Given problem
Your task is to copy every line of the records below that contains "Ecosystem".

Record list
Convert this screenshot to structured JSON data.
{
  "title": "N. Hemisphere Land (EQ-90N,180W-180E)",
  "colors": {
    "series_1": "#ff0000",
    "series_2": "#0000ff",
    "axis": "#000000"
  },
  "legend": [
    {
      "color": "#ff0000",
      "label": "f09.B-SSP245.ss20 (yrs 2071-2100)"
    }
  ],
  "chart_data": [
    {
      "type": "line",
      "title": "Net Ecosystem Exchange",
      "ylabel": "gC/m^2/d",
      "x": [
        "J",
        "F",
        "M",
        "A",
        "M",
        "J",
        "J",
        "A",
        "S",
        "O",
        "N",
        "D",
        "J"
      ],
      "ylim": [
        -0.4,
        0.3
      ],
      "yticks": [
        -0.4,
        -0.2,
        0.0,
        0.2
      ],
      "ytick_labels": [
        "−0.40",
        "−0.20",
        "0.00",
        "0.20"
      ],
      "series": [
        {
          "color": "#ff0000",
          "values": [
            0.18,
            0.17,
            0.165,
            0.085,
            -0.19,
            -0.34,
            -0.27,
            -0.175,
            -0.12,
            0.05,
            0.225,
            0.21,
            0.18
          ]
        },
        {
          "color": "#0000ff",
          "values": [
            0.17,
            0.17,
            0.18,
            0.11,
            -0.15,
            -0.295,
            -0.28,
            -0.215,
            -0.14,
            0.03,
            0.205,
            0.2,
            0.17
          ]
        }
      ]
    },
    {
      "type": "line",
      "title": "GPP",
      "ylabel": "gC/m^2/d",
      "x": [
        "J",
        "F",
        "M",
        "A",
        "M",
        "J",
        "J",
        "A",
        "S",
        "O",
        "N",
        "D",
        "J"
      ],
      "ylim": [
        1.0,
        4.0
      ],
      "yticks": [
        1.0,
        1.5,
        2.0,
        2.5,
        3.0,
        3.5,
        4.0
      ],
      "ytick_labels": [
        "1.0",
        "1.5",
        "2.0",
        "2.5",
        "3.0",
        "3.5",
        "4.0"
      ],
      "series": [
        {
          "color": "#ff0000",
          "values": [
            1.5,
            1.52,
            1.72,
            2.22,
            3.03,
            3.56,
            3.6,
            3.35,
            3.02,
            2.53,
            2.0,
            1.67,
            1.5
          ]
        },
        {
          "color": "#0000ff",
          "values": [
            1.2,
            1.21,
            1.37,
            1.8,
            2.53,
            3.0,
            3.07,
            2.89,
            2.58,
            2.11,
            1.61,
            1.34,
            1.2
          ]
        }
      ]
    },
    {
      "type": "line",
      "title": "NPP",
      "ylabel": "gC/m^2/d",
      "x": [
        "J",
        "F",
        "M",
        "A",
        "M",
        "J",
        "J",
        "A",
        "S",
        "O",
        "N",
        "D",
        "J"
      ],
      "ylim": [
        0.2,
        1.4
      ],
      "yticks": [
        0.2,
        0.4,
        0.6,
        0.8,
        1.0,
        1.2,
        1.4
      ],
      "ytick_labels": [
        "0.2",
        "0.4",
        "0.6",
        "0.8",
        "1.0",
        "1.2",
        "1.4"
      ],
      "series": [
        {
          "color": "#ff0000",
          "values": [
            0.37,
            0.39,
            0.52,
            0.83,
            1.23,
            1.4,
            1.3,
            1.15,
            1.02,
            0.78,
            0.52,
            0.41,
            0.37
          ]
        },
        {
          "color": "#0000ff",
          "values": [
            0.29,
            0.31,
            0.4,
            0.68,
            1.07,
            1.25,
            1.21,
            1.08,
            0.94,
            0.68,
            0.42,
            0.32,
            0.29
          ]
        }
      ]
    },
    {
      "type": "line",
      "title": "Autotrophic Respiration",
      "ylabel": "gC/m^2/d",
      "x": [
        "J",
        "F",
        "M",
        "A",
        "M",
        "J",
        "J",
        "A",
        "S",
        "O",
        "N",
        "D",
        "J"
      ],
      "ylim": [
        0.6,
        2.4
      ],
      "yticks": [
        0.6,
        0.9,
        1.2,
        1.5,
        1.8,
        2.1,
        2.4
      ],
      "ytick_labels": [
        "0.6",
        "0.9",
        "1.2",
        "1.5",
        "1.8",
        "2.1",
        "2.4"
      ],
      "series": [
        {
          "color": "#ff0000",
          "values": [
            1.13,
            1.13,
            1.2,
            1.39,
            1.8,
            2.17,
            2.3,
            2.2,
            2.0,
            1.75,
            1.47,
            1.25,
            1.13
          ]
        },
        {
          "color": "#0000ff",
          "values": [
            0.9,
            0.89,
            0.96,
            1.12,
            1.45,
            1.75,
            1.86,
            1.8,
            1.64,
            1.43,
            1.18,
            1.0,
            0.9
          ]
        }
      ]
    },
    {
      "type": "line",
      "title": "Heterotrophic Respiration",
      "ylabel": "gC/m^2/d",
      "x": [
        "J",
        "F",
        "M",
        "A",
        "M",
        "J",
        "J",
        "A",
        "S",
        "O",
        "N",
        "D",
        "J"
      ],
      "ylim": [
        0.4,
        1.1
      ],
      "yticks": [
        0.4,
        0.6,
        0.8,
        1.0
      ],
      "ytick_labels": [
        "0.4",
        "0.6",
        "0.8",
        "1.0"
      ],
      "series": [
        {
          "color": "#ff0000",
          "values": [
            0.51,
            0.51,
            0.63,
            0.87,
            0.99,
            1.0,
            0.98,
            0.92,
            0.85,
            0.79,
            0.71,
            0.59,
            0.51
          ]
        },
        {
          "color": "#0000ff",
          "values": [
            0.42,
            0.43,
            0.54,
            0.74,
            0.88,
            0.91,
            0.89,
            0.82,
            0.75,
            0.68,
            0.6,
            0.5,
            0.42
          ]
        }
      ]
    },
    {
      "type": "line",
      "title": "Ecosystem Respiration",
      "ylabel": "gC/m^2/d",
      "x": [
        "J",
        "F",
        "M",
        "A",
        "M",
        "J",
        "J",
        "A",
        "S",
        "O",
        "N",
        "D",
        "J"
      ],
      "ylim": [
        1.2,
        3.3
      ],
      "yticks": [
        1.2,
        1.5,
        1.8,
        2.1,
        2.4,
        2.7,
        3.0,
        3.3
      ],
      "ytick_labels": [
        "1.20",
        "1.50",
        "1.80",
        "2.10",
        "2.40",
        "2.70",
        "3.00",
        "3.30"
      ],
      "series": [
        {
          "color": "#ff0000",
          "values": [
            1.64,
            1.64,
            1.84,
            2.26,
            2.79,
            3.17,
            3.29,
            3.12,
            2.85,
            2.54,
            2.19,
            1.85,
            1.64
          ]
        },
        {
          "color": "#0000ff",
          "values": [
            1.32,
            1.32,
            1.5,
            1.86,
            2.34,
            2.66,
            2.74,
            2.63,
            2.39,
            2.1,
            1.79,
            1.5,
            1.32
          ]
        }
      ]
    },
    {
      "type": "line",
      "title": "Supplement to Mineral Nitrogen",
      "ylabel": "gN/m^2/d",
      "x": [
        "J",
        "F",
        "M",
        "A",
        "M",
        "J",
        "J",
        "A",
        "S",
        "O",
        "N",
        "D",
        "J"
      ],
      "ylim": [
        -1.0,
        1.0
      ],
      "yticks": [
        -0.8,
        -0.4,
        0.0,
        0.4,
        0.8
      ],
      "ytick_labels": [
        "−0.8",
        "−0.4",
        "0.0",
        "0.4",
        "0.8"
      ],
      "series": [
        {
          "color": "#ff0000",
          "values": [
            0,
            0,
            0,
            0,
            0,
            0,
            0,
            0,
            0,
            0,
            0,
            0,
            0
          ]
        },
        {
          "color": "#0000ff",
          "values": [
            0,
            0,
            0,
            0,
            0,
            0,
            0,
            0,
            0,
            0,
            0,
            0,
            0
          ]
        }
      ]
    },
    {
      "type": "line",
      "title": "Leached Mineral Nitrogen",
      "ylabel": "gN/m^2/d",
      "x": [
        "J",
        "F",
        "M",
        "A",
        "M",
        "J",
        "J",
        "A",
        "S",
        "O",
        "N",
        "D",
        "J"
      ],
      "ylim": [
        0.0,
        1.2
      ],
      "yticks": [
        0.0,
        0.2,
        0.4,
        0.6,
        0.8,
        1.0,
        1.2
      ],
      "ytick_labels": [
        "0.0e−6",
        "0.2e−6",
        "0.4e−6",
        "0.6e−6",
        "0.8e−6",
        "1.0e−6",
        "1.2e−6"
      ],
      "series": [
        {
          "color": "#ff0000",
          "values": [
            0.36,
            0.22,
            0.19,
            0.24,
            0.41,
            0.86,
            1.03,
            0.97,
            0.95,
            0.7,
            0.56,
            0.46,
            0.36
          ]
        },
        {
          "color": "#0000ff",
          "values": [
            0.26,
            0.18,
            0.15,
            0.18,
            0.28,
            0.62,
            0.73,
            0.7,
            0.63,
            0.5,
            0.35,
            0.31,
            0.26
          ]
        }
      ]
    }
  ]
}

Solution to the problem
      "title": "Net Ecosystem Exchange",
      "title": "Ecosystem Respiration",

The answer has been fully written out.